→ **Aim of the exercise**
Take down each entry exactly as written.

→ **Provided data**
--- Start ---

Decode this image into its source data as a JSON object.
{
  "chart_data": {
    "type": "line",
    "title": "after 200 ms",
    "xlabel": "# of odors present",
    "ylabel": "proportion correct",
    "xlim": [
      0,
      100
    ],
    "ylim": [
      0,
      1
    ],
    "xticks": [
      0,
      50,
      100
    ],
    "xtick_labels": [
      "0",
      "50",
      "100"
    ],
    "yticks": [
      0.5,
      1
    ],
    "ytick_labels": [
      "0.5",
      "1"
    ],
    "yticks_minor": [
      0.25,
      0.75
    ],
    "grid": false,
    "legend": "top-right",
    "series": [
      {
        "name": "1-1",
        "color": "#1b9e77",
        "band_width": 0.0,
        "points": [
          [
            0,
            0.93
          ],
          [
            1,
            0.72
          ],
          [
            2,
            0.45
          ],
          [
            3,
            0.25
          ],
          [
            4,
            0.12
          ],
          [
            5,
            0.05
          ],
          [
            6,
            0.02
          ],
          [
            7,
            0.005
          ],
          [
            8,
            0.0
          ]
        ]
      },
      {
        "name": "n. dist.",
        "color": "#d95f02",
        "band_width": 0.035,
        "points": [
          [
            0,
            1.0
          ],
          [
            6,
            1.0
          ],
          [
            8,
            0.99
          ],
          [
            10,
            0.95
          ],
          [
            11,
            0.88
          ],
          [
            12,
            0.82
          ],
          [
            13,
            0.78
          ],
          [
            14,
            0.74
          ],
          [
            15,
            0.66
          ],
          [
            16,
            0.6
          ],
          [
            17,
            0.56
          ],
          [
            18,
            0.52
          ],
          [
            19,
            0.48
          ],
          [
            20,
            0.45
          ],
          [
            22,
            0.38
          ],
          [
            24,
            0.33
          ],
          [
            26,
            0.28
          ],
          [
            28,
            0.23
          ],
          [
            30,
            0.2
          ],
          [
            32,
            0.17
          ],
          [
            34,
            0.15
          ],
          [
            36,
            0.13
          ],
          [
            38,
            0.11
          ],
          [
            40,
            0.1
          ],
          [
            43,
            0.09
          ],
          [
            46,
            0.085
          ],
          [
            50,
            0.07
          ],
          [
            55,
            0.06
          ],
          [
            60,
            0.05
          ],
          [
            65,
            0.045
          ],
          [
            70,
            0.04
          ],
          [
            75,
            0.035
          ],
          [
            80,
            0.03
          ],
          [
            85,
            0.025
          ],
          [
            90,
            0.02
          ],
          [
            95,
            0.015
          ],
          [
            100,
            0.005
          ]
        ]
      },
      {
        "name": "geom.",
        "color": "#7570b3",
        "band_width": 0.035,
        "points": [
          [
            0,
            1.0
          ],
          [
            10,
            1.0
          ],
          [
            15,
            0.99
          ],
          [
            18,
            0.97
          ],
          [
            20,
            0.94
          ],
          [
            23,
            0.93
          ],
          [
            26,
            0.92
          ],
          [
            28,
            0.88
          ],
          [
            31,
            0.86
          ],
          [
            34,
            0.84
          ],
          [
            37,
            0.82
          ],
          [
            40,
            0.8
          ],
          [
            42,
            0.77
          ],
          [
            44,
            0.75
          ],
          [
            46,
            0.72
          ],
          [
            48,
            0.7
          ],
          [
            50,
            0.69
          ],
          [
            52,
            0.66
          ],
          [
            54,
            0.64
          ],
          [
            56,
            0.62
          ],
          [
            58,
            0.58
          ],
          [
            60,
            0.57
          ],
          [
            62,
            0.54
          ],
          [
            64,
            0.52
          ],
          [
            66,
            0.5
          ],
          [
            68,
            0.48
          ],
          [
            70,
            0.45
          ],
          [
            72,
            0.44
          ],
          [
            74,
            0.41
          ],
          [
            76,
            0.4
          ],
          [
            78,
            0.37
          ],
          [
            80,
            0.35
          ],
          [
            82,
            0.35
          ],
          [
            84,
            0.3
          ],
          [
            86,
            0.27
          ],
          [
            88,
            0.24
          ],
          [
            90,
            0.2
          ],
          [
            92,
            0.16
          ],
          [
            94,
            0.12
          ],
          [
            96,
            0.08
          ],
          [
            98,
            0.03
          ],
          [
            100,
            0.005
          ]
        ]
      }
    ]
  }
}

--- End ---

→ **Solution to this exercise**
Decode this image into its source data as a JSON object.
{
  "chart_data": {
    "type": "line",
    "title": "after 200 ms",
    "xlabel": "# of odors present",
    "ylabel": "proportion correct",
    "xlim": [
      0,
      100
    ],
    "ylim": [
      0,
      1
    ],
    "xticks": [
      0,
      50,
      100
    ],
    "xtick_labels": [
      "0",
      "50",
      "100"
    ],
    "yticks": [
      0.5,
      1
    ],
    "ytick_labels": [
      "0.5",
      "1"
    ],
    "yticks_minor": [
      0.25,
      0.75
    ],
    "grid": false,
    "legend": "top-right",
    "series": [
      {
        "name": "1-1",
        "color": "#1b9e77",
        "band_width": 0.0,
        "points": [
          [
            0,
            0.93
          ],
          [
            1,
            0.72
          ],
          [
            2,
            0.45
          ],
          [
            3,
            0.25
          ],
          [
            4,
            0.12
          ],
          [
            5,
            0.05
          ],
          [
            6,
            0.02
          ],
          [
            7,
            0.005
          ],
          [
            8,
            0.0
          ]
        ]
      },
      {
        "name": "n. dist.",
        "color": "#d95f02",
        "band_width": 0.035,
        "points": [
          [
            0,
            1.0
          ],
          [
            6,
            1.0
          ],
          [
            8,
            0.99
          ],
          [
            10,
            0.95
          ],
          [
            11,
            0.88
          ],
          [
            12,
            0.82
          ],
          [
            13,
            0.78
          ],
          [
            14,
            0.74
          ],
          [
            15,
            0.66
          ],
          [
            16,
            0.6
          ],
          [
            17,
            0.56
          ],
          [
            18,
            0.52
          ],
          [
            19,
            0.48
          ],
          [
            20,
            0.45
          ],
          [
            22,
            0.38
          ],
          [
            24,
            0.33
          ],
          [
            26,
            0.28
          ],
          [
            28,
            0.23
          ],
          [
            30,
            0.2
          ],
          [
            32,
            0.17
          ],
          [
            34,
            0.15
          ],
          [
            36,
            0.13
          ],
          [
            38,
            0.11
          ],
          [
            40,
            0.1
          ],
          [
            43,
            0.09
          ],
          [
            46,
            0.085
          ],
          [
            50,
            0.07
          ],
          [
            55,
            0.06
          ],
          [
            60,
            0.05
          ],
          [
            65,
            0.045
          ],
          [
            70,
            0.04
          ],
          [
            75,
            0.035
          ],
          [
            80,
            0.03
          ],
          [
            85,
            0.025
          ],
          [
            90,
            0.02
          ],
          [
            95,
            0.015
          ],
          [
            100,
            0.005
          ]
        ]
      },
      {
        "name": "geom.",
        "color": "#7570b3",
        "band_width": 0.035,
        "points": [
          [
            0,
            1.0
          ],
          [
            10,
            1.0
          ],
          [
            15,
            0.99
          ],
          [
            18,
            0.97
          ],
          [
            20,
            0.94
          ],
          [
            23,
            0.93
          ],
          [
            26,
            0.92
          ],
          [
            28,
            0.88
          ],
          [
            31,
            0.86
          ],
          [
            34,
            0.84
          ],
          [
            37,
            0.82
          ],
          [
            40,
            0.8
          ],
          [
            42,
            0.77
          ],
          [
            44,
            0.75
          ],
          [
            46,
            0.72
          ],
          [
            48,
            0.7
          ],
          [
            50,
            0.69
          ],
          [
            52,
            0.66
          ],
          [
            54,
            0.64
          ],
          [
            56,
            0.62
          ],
          [
            58,
            0.58
          ],
          [
            60,
            0.57
          ],
          [
            62,
            0.54
          ],
          [
            64,
            0.52
          ],
          [
            66,
            0.5
          ],
          [
            68,
            0.48
          ],
          [
            70,
            0.45
          ],
          [
            72,
            0.44
          ],
          [
            74,
            0.41
          ],
          [
            76,
            0.4
          ],
          [
            78,
            0.37
          ],
          [
            80,
            0.35
          ],
          [
            82,
            0.35
          ],
          [
            84,
            0.3
          ],
          [
            86,
            0.27
          ],
          [
            88,
            0.24
          ],
          [
            90,
            0.2
          ],
          [
            92,
            0.16
          ],
          [
            94,
            0.12
          ],
          [
            96,
            0.08
          ],
          [
            98,
            0.03
          ],
          [
            100,
            0.005
          ]
        ]
      }
    ]
  }
}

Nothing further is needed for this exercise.